■ **Exercise prompt**: Output all lines exactly, with nothing added or dropped.

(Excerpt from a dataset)
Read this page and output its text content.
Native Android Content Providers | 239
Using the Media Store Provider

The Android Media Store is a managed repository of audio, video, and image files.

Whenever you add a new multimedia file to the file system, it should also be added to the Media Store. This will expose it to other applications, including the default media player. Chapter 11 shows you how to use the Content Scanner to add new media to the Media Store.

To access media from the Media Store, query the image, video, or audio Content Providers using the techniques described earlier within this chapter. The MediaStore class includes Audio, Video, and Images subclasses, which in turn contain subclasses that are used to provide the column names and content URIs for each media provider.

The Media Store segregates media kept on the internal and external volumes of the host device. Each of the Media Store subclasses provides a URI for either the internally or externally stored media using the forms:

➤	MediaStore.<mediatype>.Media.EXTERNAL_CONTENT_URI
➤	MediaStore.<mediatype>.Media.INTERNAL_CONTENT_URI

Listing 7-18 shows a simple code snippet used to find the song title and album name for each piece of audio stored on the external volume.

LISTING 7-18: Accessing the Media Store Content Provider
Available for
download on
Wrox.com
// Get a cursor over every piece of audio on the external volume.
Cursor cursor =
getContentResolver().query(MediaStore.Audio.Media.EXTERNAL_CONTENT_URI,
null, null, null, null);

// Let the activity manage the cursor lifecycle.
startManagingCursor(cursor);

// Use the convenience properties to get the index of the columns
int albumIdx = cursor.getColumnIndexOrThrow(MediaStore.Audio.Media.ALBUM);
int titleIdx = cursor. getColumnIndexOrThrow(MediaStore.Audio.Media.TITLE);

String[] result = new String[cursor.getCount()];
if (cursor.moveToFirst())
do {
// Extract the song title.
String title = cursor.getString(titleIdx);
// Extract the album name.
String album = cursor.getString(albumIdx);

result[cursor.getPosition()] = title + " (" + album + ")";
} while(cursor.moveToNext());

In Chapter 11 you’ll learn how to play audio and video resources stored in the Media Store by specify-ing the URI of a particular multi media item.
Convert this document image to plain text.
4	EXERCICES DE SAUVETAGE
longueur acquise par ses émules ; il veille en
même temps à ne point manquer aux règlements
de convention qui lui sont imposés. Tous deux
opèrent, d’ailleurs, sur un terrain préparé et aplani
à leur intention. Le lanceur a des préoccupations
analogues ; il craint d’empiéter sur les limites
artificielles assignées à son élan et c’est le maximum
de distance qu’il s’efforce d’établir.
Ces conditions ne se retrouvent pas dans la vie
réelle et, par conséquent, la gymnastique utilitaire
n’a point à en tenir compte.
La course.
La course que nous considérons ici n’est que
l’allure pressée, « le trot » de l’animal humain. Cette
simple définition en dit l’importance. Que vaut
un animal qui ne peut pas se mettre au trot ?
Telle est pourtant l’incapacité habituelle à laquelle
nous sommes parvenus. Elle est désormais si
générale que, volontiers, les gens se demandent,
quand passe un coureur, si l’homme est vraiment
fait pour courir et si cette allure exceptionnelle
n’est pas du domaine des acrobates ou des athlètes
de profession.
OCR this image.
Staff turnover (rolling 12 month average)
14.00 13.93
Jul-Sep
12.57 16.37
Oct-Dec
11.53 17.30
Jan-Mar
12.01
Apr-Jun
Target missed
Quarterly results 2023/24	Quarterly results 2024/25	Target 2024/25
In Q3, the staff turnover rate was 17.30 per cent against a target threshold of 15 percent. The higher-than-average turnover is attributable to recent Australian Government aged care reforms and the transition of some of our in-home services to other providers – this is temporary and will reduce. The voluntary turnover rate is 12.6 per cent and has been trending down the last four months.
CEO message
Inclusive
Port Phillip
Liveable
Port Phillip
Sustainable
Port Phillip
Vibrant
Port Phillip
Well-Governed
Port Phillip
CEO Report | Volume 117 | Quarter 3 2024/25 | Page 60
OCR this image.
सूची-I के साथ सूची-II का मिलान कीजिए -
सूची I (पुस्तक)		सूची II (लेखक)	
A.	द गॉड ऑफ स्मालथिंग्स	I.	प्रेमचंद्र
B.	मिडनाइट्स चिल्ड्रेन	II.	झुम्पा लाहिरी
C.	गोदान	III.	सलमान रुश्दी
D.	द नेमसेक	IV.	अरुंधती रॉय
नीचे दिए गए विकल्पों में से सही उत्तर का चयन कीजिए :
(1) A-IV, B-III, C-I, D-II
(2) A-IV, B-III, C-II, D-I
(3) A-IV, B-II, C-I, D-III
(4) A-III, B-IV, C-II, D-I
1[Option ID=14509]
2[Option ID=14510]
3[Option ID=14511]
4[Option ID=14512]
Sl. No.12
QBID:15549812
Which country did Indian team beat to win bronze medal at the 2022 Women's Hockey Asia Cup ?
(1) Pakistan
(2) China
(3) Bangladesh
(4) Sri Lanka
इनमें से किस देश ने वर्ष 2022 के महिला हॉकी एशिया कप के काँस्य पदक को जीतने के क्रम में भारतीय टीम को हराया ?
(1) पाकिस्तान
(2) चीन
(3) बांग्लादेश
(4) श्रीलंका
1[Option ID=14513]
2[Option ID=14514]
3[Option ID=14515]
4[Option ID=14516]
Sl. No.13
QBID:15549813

■ **Output of the exercise**:
Read this page and output its text content.
Native Android Content Providers | 239
Using the Media Store Provider

The Android Media Store is a managed repository of audio, video, and image files.

Whenever you add a new multimedia file to the file system, it should also be added to the Media Store. This will expose it to other applications, including the default media player. Chapter 11 shows you how to use the Content Scanner to add new media to the Media Store.

To access media from the Media Store, query the image, video, or audio Content Providers using the techniques described earlier within this chapter. The MediaStore class includes Audio, Video, and Images subclasses, which in turn contain subclasses that are used to provide the column names and content URIs for each media provider.

The Media Store segregates media kept on the internal and external volumes of the host device. Each of the Media Store subclasses provides a URI for either the internally or externally stored media using the forms:

➤	MediaStore.<mediatype>.Media.EXTERNAL_CONTENT_URI
➤	MediaStore.<mediatype>.Media.INTERNAL_CONTENT_URI

Listing 7-18 shows a simple code snippet used to find the song title and album name for each piece of audio stored on the external volume.

LISTING 7-18: Accessing the Media Store Content Provider
Available for
download on
Wrox.com
// Get a cursor over every piece of audio on the external volume.
Cursor cursor =
getContentResolver().query(MediaStore.Audio.Media.EXTERNAL_CONTENT_URI,
null, null, null, null);

// Let the activity manage the cursor lifecycle.
startManagingCursor(cursor);

// Use the convenience properties to get the index of the columns
int albumIdx = cursor.getColumnIndexOrThrow(MediaStore.Audio.Media.ALBUM);
int titleIdx = cursor. getColumnIndexOrThrow(MediaStore.Audio.Media.TITLE);

String[] result = new String[cursor.getCount()];
if (cursor.moveToFirst())
do {
// Extract the song title.
String title = cursor.getString(titleIdx);
// Extract the album name.
String album = cursor.getString(albumIdx);

result[cursor.getPosition()] = title + " (" + album + ")";
} while(cursor.moveToNext());

In Chapter 11 you’ll learn how to play audio and video resources stored in the Media Store by specify-ing the URI of a particular multi media item.
Convert this document image to plain text.
4	EXERCICES DE SAUVETAGE
longueur acquise par ses émules ; il veille en
même temps à ne point manquer aux règlements
de convention qui lui sont imposés. Tous deux
opèrent, d’ailleurs, sur un terrain préparé et aplani
à leur intention. Le lanceur a des préoccupations
analogues ; il craint d’empiéter sur les limites
artificielles assignées à son élan et c’est le maximum
de distance qu’il s’efforce d’établir.
Ces conditions ne se retrouvent pas dans la vie
réelle et, par conséquent, la gymnastique utilitaire
n’a point à en tenir compte.
La course.
La course que nous considérons ici n’est que
l’allure pressée, « le trot » de l’animal humain. Cette
simple définition en dit l’importance. Que vaut
un animal qui ne peut pas se mettre au trot ?
Telle est pourtant l’incapacité habituelle à laquelle
nous sommes parvenus. Elle est désormais si
générale que, volontiers, les gens se demandent,
quand passe un coureur, si l’homme est vraiment
fait pour courir et si cette allure exceptionnelle
n’est pas du domaine des acrobates ou des athlètes
de profession.
OCR this image.
Staff turnover (rolling 12 month average)
14.00 13.93
Jul-Sep
12.57 16.37
Oct-Dec
11.53 17.30
Jan-Mar
12.01
Apr-Jun
Target missed
Quarterly results 2023/24	Quarterly results 2024/25	Target 2024/25
In Q3, the staff turnover rate was 17.30 per cent against a target threshold of 15 percent. The higher-than-average turnover is attributable to recent Australian Government aged care reforms and the transition of some of our in-home services to other providers – this is temporary and will reduce. The voluntary turnover rate is 12.6 per cent and has been trending down the last four months.
CEO message
Inclusive
Port Phillip
Liveable
Port Phillip
Sustainable
Port Phillip
Vibrant
Port Phillip
Well-Governed
Port Phillip
CEO Report | Volume 117 | Quarter 3 2024/25 | Page 60
OCR this image.
सूची-I के साथ सूची-II का मिलान कीजिए -
सूची I (पुस्तक)		सूची II (लेखक)	
A.	द गॉड ऑफ स्मालथिंग्स	I.	प्रेमचंद्र
B.	मिडनाइट्स चिल्ड्रेन	II.	झुम्पा लाहिरी
C.	गोदान	III.	सलमान रुश्दी
D.	द नेमसेक	IV.	अरुंधती रॉय
नीचे दिए गए विकल्पों में से सही उत्तर का चयन कीजिए :
(1) A-IV, B-III, C-I, D-II
(2) A-IV, B-III, C-II, D-I
(3) A-IV, B-II, C-I, D-III
(4) A-III, B-IV, C-II, D-I
1[Option ID=14509]
2[Option ID=14510]
3[Option ID=14511]
4[Option ID=14512]
Sl. No.12
QBID:15549812
Which country did Indian team beat to win bronze medal at the 2022 Women's Hockey Asia Cup ?
(1) Pakistan
(2) China
(3) Bangladesh
(4) Sri Lanka
इनमें से किस देश ने वर्ष 2022 के महिला हॉकी एशिया कप के काँस्य पदक को जीतने के क्रम में भारतीय टीम को हराया ?
(1) पाकिस्तान
(2) चीन
(3) बांग्लादेश
(4) श्रीलंका
1[Option ID=14513]
2[Option ID=14514]
3[Option ID=14515]
4[Option ID=14516]
Sl. No.13
QBID:15549813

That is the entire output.